Skip the images and return the records below exactly.

[Figure record extracts]
_ _ _ _
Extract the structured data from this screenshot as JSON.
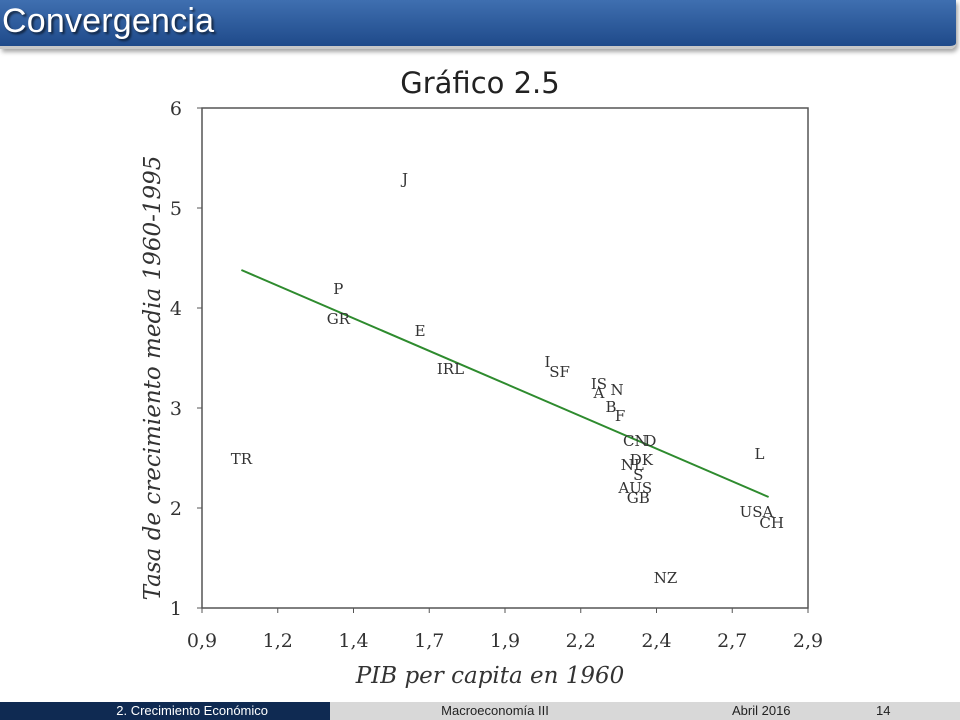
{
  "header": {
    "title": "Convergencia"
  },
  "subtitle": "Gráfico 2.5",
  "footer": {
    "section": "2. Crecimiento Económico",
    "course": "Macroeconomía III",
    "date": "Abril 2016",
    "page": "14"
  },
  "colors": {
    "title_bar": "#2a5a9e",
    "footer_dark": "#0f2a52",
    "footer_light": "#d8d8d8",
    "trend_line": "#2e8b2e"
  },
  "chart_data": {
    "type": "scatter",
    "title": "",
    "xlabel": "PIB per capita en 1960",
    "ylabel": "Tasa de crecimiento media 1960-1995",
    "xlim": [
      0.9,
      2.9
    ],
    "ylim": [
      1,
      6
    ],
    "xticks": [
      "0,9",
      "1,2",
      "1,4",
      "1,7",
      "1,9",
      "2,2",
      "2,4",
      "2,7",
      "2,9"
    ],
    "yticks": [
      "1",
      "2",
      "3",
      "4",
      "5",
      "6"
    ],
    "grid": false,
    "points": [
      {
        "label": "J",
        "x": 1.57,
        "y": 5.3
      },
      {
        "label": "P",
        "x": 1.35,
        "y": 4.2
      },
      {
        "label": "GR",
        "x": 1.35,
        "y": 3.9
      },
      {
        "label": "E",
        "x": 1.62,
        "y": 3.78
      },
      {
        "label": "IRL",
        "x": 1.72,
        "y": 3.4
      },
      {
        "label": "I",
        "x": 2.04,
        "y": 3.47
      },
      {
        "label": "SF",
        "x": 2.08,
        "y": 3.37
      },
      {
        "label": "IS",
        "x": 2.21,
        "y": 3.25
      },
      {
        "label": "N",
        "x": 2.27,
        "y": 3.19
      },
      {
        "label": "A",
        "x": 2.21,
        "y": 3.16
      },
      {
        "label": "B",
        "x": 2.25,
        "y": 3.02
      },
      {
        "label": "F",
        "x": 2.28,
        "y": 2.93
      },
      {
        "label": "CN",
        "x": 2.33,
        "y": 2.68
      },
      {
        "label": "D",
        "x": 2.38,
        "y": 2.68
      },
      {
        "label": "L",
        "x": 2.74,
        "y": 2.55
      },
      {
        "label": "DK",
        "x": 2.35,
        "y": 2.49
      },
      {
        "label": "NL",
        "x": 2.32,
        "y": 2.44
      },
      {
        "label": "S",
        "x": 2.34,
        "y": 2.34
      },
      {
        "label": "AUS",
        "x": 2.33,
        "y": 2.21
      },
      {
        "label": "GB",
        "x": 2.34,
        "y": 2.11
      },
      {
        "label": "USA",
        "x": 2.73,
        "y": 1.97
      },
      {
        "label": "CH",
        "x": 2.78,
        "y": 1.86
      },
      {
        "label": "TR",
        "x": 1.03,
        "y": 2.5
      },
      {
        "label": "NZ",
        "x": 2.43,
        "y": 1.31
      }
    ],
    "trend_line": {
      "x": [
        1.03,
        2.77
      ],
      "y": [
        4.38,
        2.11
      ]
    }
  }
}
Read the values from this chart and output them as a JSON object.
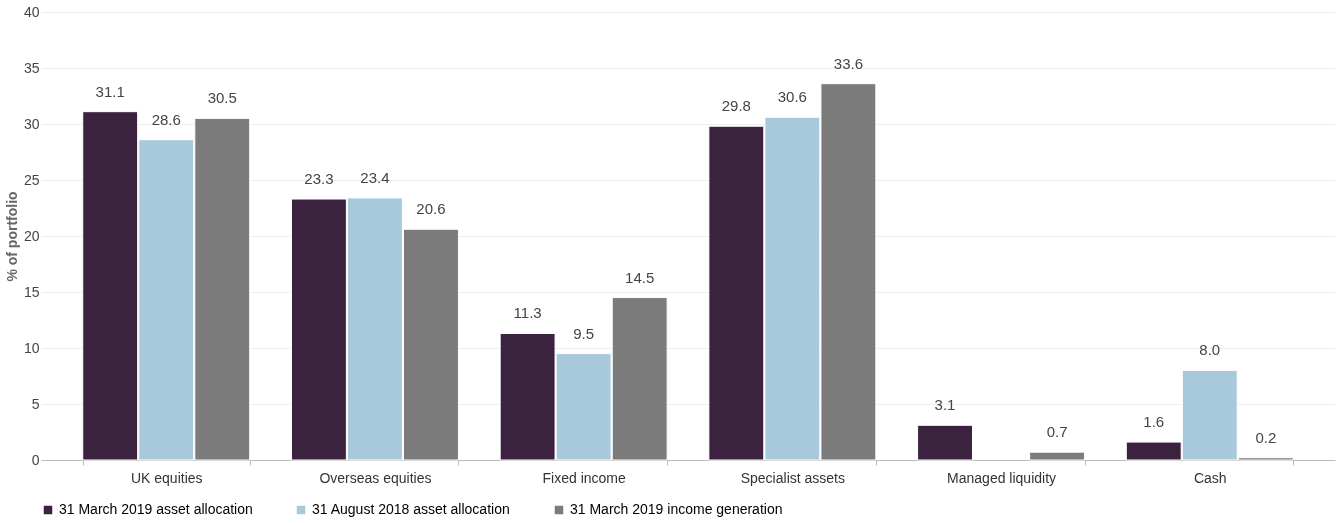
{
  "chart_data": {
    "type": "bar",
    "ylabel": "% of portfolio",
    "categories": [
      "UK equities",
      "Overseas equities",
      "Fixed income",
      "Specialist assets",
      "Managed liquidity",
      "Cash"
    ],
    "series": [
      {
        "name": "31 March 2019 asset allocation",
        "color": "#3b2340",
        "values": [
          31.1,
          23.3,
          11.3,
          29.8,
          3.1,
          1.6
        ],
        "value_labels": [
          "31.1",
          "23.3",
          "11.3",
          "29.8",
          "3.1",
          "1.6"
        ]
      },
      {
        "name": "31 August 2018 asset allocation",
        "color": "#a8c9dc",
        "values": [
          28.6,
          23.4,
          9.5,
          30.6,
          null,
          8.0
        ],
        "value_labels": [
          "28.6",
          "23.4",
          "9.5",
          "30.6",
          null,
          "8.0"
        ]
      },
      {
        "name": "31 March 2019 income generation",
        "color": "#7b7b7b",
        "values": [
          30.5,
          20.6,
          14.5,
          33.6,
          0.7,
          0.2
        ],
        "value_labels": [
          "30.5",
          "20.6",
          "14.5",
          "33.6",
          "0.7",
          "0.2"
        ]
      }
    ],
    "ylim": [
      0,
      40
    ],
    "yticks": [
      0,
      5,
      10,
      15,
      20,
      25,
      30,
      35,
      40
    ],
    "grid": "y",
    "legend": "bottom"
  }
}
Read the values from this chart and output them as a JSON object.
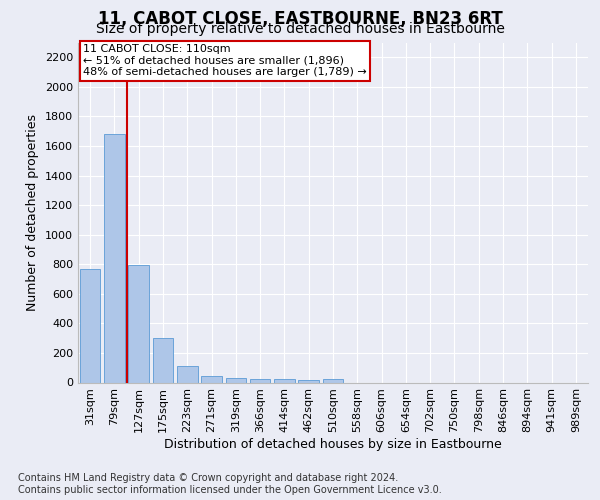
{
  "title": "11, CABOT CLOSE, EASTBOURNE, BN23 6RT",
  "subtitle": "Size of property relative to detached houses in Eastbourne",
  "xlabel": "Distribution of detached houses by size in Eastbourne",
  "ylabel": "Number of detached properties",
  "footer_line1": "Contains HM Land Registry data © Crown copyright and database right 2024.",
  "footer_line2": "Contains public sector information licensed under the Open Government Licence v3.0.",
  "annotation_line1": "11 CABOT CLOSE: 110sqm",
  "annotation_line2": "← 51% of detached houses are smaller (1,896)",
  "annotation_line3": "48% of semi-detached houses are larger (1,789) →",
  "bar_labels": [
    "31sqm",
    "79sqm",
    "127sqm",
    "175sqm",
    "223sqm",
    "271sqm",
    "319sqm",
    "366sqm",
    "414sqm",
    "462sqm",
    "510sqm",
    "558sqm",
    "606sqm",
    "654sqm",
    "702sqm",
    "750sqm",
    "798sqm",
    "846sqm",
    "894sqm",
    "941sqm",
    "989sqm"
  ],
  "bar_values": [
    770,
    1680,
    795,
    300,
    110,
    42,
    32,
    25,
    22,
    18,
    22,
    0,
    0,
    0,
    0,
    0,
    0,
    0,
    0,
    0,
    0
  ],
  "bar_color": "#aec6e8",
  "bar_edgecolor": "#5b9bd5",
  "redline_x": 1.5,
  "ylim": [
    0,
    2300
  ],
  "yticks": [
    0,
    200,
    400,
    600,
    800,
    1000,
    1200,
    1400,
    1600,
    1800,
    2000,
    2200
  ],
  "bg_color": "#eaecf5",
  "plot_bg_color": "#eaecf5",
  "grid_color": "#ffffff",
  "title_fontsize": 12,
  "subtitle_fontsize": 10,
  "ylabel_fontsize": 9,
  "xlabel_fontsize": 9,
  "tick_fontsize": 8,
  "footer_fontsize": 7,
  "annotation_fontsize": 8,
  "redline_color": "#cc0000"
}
_ _ _ _
Exercise answer:
Extract the structured data from this screenshot as JSON.
{
  "header": {
    "title": "Convergencia"
  },
  "subtitle": "Gráfico 2.5",
  "footer": {
    "section": "2. Crecimiento Económico",
    "course": "Macroeconomía III",
    "date": "Abril 2016",
    "page": "14"
  },
  "colors": {
    "title_bar": "#2a5a9e",
    "footer_dark": "#0f2a52",
    "footer_light": "#d8d8d8",
    "trend_line": "#2e8b2e"
  },
  "chart_data": {
    "type": "scatter",
    "title": "",
    "xlabel": "PIB per capita en 1960",
    "ylabel": "Tasa de crecimiento media 1960-1995",
    "xlim": [
      0.9,
      2.9
    ],
    "ylim": [
      1,
      6
    ],
    "xticks": [
      "0,9",
      "1,2",
      "1,4",
      "1,7",
      "1,9",
      "2,2",
      "2,4",
      "2,7",
      "2,9"
    ],
    "yticks": [
      "1",
      "2",
      "3",
      "4",
      "5",
      "6"
    ],
    "grid": false,
    "points": [
      {
        "label": "J",
        "x": 1.57,
        "y": 5.3
      },
      {
        "label": "P",
        "x": 1.35,
        "y": 4.2
      },
      {
        "label": "GR",
        "x": 1.35,
        "y": 3.9
      },
      {
        "label": "E",
        "x": 1.62,
        "y": 3.78
      },
      {
        "label": "IRL",
        "x": 1.72,
        "y": 3.4
      },
      {
        "label": "I",
        "x": 2.04,
        "y": 3.47
      },
      {
        "label": "SF",
        "x": 2.08,
        "y": 3.37
      },
      {
        "label": "IS",
        "x": 2.21,
        "y": 3.25
      },
      {
        "label": "N",
        "x": 2.27,
        "y": 3.19
      },
      {
        "label": "A",
        "x": 2.21,
        "y": 3.16
      },
      {
        "label": "B",
        "x": 2.25,
        "y": 3.02
      },
      {
        "label": "F",
        "x": 2.28,
        "y": 2.93
      },
      {
        "label": "CN",
        "x": 2.33,
        "y": 2.68
      },
      {
        "label": "D",
        "x": 2.38,
        "y": 2.68
      },
      {
        "label": "L",
        "x": 2.74,
        "y": 2.55
      },
      {
        "label": "DK",
        "x": 2.35,
        "y": 2.49
      },
      {
        "label": "NL",
        "x": 2.32,
        "y": 2.44
      },
      {
        "label": "S",
        "x": 2.34,
        "y": 2.34
      },
      {
        "label": "AUS",
        "x": 2.33,
        "y": 2.21
      },
      {
        "label": "GB",
        "x": 2.34,
        "y": 2.11
      },
      {
        "label": "USA",
        "x": 2.73,
        "y": 1.97
      },
      {
        "label": "CH",
        "x": 2.78,
        "y": 1.86
      },
      {
        "label": "TR",
        "x": 1.03,
        "y": 2.5
      },
      {
        "label": "NZ",
        "x": 2.43,
        "y": 1.31
      }
    ],
    "trend_line": {
      "x": [
        1.03,
        2.77
      ],
      "y": [
        4.38,
        2.11
      ]
    }
  }
}
Read the values from this chart and output them as a JSON object.
{
  "chart_data": {
    "type": "bar",
    "ylabel": "% of portfolio",
    "categories": [
      "UK equities",
      "Overseas equities",
      "Fixed income",
      "Specialist assets",
      "Managed liquidity",
      "Cash"
    ],
    "series": [
      {
        "name": "31 March 2019 asset allocation",
        "color": "#3b2340",
        "values": [
          31.1,
          23.3,
          11.3,
          29.8,
          3.1,
          1.6
        ],
        "value_labels": [
          "31.1",
          "23.3",
          "11.3",
          "29.8",
          "3.1",
          "1.6"
        ]
      },
      {
        "name": "31 August 2018 asset allocation",
        "color": "#a8c9dc",
        "values": [
          28.6,
          23.4,
          9.5,
          30.6,
          null,
          8.0
        ],
        "value_labels": [
          "28.6",
          "23.4",
          "9.5",
          "30.6",
          null,
          "8.0"
        ]
      },
      {
        "name": "31 March 2019 income generation",
        "color": "#7b7b7b",
        "values": [
          30.5,
          20.6,
          14.5,
          33.6,
          0.7,
          0.2
        ],
        "value_labels": [
          "30.5",
          "20.6",
          "14.5",
          "33.6",
          "0.7",
          "0.2"
        ]
      }
    ],
    "ylim": [
      0,
      40
    ],
    "yticks": [
      0,
      5,
      10,
      15,
      20,
      25,
      30,
      35,
      40
    ],
    "grid": "y",
    "legend": "bottom"
  }
}
Read the values from this chart and output them as a JSON object.
{
  "title": "11, CABOT CLOSE, EASTBOURNE, BN23 6RT",
  "subtitle": "Size of property relative to detached houses in Eastbourne",
  "xlabel": "Distribution of detached houses by size in Eastbourne",
  "ylabel": "Number of detached properties",
  "footer_line1": "Contains HM Land Registry data © Crown copyright and database right 2024.",
  "footer_line2": "Contains public sector information licensed under the Open Government Licence v3.0.",
  "annotation_line1": "11 CABOT CLOSE: 110sqm",
  "annotation_line2": "← 51% of detached houses are smaller (1,896)",
  "annotation_line3": "48% of semi-detached houses are larger (1,789) →",
  "bar_labels": [
    "31sqm",
    "79sqm",
    "127sqm",
    "175sqm",
    "223sqm",
    "271sqm",
    "319sqm",
    "366sqm",
    "414sqm",
    "462sqm",
    "510sqm",
    "558sqm",
    "606sqm",
    "654sqm",
    "702sqm",
    "750sqm",
    "798sqm",
    "846sqm",
    "894sqm",
    "941sqm",
    "989sqm"
  ],
  "bar_values": [
    770,
    1680,
    795,
    300,
    110,
    42,
    32,
    25,
    22,
    18,
    22,
    0,
    0,
    0,
    0,
    0,
    0,
    0,
    0,
    0,
    0
  ],
  "bar_color": "#aec6e8",
  "bar_edgecolor": "#5b9bd5",
  "redline_x": 1.5,
  "ylim": [
    0,
    2300
  ],
  "yticks": [
    0,
    200,
    400,
    600,
    800,
    1000,
    1200,
    1400,
    1600,
    1800,
    2000,
    2200
  ],
  "bg_color": "#eaecf5",
  "plot_bg_color": "#eaecf5",
  "grid_color": "#ffffff",
  "title_fontsize": 12,
  "subtitle_fontsize": 10,
  "ylabel_fontsize": 9,
  "xlabel_fontsize": 9,
  "tick_fontsize": 8,
  "footer_fontsize": 7,
  "annotation_fontsize": 8,
  "redline_color": "#cc0000"
}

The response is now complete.